[DATASET ROWS start]

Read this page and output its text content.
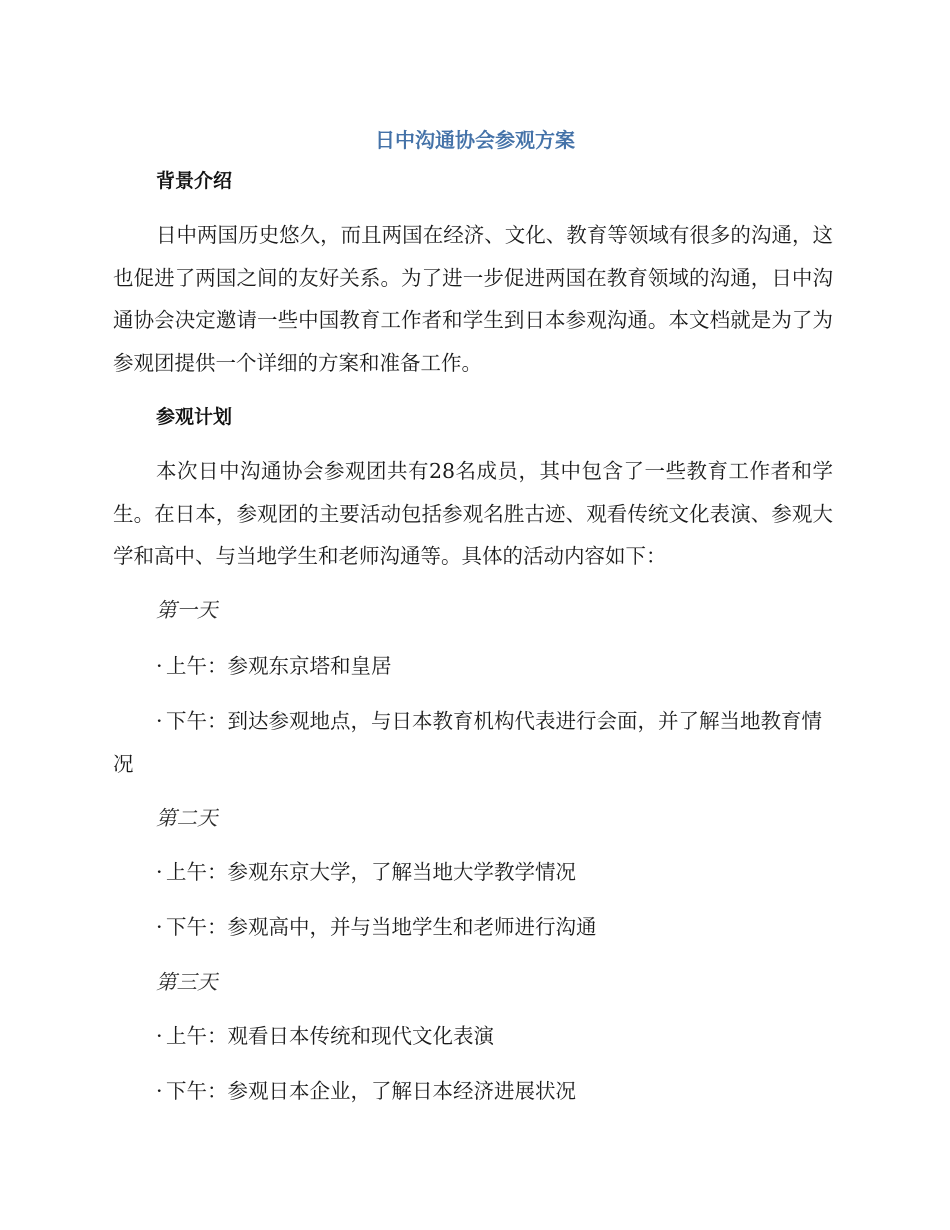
日中沟通协会参观方案
背景介绍

日中两国历史悠久，而且两国在经济、文化、教育等领域有很多的沟通，这也促进了两国之间的友好关系。为了进一步促进两国在教育领域的沟通，日中沟通协会决定邀请一些中国教育工作者和学生到日本参观沟通。本文档就是为了为参观团提供一个详细的方案和准备工作。

参观计划

本次日中沟通协会参观团共有28名成员，其中包含了一些教育工作者和学生。在日本，参观团的主要活动包括参观名胜古迹、观看传统文化表演、参观大学和高中、与当地学生和老师沟通等。具体的活动内容如下：

第一天

· 上午：参观东京塔和皇居

· 下午：到达参观地点，与日本教育机构代表进行会面，并了解当地教育情况

第二天

· 上午：参观东京大学，了解当地大学教学情况

· 下午：参观高中，并与当地学生和老师进行沟通

第三天

· 上午：观看日本传统和现代文化表演

· 下午：参观日本企业，了解日本经济进展状况
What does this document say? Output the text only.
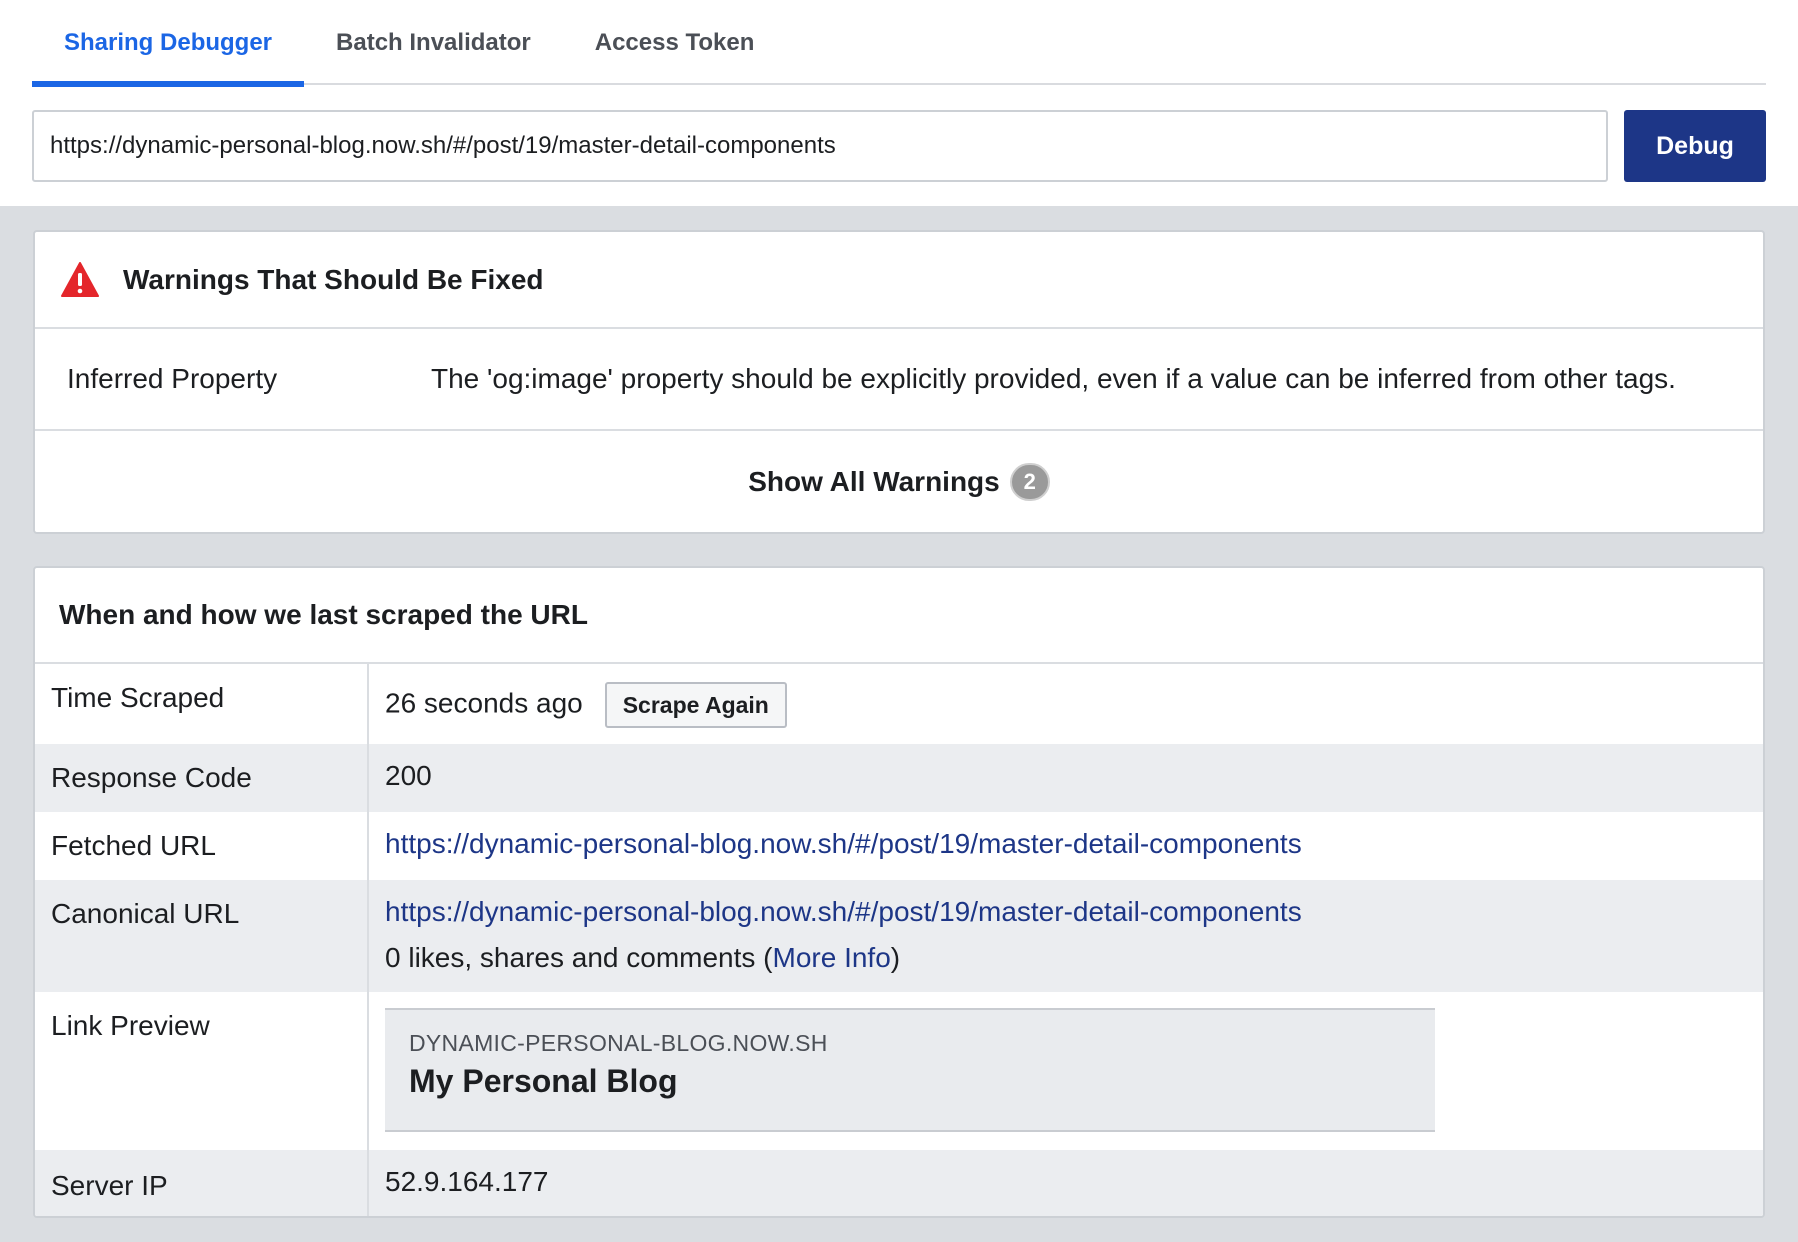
Sharing Debugger	Batch Invalidator	Access Token
https://dynamic-personal-blog.now.sh/#/post/19/master-detail-components
Debug
Warnings That Should Be Fixed
Inferred Property	The 'og:image' property should be explicitly provided, even if a value can be inferred from other tags.
Show All Warnings	2
When and how we last scraped the URL
Time Scraped	26 seconds ago Scrape Again
Response Code	200
Fetched URL	https://dynamic-personal-blog.now.sh/#/post/19/master-detail-components
Canonical URL	https://dynamic-personal-blog.now.sh/#/post/19/master-detail-components
0 likes, shares and comments (More Info)
Link Preview
DYNAMIC-PERSONAL-BLOG.NOW.SH
My Personal Blog
Server IP	52.9.164.177
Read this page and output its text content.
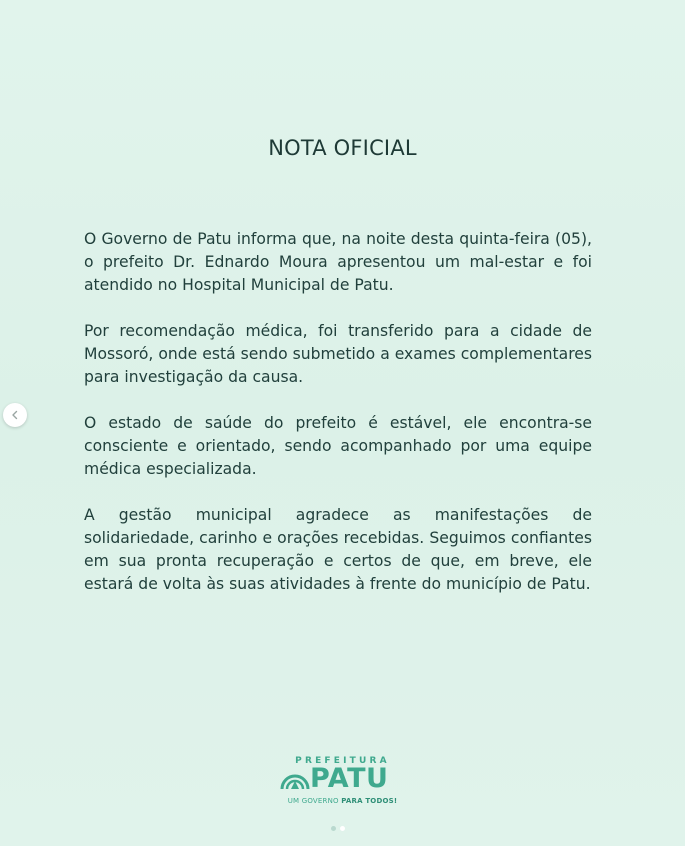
NOTA OFICIAL

O Governo de Patu informa que, na noite desta quinta-feira (05), o prefeito Dr. Ednardo Moura apresentou um mal-estar e foi atendido no Hospital Municipal de Patu.

Por recomendação médica, foi transferido para a cidade de Mossoró, onde está sendo submetido a exames complementares para investigação da causa.

O estado de saúde do prefeito é estável, ele encontra-se consciente e orientado, sendo acompanhado por uma equipe médica especializada.

A gestão municipal agradece as manifestações de solidariedade, carinho e orações recebidas. Seguimos confiantes em sua pronta recuperação e certos de que, em breve, ele estará de volta às suas atividades à frente do município de Patu.

PREFEITURA
PATU
UM GOVERNO PARA TODOS!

[DATASET ROWS end]

* WHAT TO WORK ON
Beginning with the line that contains "What does this" and ending with the last line of the data above, output those lines exactly and nothing more, without any pictures.

* OUTPUT FOR THIS TASK
What does this document say? Output the text only.
Sharing Debugger	Batch Invalidator	Access Token
https://dynamic-personal-blog.now.sh/#/post/19/master-detail-components
Debug
Warnings That Should Be Fixed
Inferred Property	The 'og:image' property should be explicitly provided, even if a value can be inferred from other tags.
Show All Warnings	2
When and how we last scraped the URL
Time Scraped	26 seconds ago Scrape Again
Response Code	200
Fetched URL	https://dynamic-personal-blog.now.sh/#/post/19/master-detail-components
Canonical URL	https://dynamic-personal-blog.now.sh/#/post/19/master-detail-components
0 likes, shares and comments (More Info)
Link Preview
DYNAMIC-PERSONAL-BLOG.NOW.SH
My Personal Blog
Server IP	52.9.164.177
Read this page and output its text content.
NOTA OFICIAL

O Governo de Patu informa que, na noite desta quinta-feira (05), o prefeito Dr. Ednardo Moura apresentou um mal-estar e foi atendido no Hospital Municipal de Patu.

Por recomendação médica, foi transferido para a cidade de Mossoró, onde está sendo submetido a exames complementares para investigação da causa.

O estado de saúde do prefeito é estável, ele encontra-se consciente e orientado, sendo acompanhado por uma equipe médica especializada.

A gestão municipal agradece as manifestações de solidariedade, carinho e orações recebidas. Seguimos confiantes em sua pronta recuperação e certos de que, em breve, ele estará de volta às suas atividades à frente do município de Patu.

PREFEITURA
PATU
UM GOVERNO PARA TODOS!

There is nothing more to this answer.